* [The task] List all lines of the data containing the word "Saint".

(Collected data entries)
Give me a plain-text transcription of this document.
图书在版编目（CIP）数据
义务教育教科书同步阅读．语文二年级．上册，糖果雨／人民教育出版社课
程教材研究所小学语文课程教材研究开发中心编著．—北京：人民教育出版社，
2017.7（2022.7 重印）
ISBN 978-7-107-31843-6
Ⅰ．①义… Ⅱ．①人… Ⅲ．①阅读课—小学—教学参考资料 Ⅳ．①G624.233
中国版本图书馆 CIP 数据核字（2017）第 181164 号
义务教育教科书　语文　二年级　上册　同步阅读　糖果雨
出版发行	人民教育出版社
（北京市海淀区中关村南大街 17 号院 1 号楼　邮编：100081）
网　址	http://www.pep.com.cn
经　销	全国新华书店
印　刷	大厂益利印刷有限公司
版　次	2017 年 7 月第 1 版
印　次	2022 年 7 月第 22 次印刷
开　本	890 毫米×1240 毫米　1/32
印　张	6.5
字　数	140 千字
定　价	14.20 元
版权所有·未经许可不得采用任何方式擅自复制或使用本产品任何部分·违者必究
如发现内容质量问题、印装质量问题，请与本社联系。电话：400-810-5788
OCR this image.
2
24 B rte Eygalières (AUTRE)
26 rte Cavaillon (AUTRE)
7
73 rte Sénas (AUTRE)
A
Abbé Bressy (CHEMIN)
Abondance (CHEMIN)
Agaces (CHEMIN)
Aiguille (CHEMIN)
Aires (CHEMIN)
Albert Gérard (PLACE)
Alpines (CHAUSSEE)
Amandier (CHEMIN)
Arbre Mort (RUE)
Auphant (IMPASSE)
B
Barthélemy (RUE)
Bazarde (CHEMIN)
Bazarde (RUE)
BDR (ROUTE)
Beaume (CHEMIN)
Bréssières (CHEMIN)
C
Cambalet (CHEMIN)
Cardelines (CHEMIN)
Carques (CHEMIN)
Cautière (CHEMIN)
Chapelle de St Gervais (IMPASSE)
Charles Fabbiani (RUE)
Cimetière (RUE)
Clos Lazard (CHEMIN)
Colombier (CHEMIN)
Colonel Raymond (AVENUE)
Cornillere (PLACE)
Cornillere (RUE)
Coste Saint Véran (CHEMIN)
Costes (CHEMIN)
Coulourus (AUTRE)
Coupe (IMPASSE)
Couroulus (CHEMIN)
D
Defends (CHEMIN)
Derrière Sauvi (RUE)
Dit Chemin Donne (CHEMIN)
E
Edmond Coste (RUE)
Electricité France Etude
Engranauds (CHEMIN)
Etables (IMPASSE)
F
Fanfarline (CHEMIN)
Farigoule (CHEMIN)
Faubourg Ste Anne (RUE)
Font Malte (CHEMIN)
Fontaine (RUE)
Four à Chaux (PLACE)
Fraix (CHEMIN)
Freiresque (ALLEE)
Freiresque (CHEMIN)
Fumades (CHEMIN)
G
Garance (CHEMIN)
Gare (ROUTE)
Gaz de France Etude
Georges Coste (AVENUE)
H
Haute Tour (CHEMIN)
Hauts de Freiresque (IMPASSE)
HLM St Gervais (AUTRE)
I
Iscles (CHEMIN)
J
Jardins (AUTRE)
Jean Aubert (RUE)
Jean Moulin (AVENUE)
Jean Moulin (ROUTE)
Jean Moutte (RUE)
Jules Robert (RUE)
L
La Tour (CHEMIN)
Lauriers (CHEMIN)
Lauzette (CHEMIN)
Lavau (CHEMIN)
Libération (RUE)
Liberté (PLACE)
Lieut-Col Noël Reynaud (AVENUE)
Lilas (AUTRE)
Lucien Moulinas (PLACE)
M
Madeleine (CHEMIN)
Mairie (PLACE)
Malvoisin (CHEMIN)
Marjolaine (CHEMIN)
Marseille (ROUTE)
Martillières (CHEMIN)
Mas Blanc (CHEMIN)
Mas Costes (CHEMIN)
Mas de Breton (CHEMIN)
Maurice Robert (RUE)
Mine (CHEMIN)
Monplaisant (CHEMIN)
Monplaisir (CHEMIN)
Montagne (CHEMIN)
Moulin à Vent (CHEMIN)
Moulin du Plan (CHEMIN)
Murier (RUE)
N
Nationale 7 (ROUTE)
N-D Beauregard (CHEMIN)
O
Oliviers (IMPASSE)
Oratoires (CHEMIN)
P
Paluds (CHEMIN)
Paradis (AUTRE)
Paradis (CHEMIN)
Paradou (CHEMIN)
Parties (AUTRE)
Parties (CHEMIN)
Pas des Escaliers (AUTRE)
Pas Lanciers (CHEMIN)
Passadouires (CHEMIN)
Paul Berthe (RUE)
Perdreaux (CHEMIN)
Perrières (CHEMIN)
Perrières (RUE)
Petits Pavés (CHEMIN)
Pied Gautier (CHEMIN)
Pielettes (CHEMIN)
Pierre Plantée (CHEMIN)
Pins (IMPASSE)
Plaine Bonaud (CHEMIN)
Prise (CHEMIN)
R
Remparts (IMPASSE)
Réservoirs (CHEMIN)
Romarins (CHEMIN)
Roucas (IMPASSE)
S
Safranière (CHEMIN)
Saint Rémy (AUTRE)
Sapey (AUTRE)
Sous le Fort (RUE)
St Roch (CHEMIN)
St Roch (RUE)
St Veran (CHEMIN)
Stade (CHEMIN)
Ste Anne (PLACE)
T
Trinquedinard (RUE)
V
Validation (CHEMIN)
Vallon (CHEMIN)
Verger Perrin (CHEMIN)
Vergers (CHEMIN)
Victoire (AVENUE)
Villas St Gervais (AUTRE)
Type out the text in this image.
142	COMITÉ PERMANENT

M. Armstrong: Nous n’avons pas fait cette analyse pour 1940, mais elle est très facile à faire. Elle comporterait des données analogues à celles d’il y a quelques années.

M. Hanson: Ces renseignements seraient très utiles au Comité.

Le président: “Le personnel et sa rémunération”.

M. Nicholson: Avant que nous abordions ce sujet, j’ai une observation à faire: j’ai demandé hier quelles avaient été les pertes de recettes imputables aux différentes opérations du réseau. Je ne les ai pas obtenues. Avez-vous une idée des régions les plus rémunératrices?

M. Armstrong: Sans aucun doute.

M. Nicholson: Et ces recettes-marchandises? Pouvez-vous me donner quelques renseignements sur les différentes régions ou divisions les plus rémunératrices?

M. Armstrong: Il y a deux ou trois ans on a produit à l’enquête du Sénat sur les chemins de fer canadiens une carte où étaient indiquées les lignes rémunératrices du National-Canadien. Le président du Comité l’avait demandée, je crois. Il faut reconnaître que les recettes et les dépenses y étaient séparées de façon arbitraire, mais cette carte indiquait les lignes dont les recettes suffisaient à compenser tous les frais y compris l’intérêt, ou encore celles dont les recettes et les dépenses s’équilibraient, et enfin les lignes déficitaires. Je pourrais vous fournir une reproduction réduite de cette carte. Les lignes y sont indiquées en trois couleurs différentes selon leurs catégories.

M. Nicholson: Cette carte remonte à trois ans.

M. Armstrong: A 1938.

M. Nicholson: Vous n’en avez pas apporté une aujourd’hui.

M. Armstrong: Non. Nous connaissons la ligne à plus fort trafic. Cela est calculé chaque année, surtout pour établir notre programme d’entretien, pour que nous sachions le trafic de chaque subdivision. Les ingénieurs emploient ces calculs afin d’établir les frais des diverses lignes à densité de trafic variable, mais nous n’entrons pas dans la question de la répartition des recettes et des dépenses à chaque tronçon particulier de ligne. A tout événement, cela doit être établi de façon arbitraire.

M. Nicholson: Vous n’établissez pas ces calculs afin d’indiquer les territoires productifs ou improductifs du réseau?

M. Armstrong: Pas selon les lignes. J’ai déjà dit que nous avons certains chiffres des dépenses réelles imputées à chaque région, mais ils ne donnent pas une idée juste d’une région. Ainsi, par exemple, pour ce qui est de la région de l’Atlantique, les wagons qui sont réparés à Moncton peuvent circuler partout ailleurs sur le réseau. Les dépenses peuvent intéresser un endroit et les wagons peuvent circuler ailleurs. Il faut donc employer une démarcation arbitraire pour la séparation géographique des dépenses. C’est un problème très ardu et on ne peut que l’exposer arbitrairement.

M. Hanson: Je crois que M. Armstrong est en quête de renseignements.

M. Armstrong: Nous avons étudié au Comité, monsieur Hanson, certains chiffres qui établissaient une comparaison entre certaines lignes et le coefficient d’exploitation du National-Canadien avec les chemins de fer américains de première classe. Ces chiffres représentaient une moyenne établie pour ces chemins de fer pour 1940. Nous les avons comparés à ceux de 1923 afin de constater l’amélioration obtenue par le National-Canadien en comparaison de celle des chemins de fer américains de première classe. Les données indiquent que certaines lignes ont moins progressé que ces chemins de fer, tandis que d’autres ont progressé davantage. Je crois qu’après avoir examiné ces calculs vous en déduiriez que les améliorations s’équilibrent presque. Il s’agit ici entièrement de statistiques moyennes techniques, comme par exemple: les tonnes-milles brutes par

* [Result for this exercise]
Coste Saint Véran (CHEMIN)
Saint Rémy (AUTRE)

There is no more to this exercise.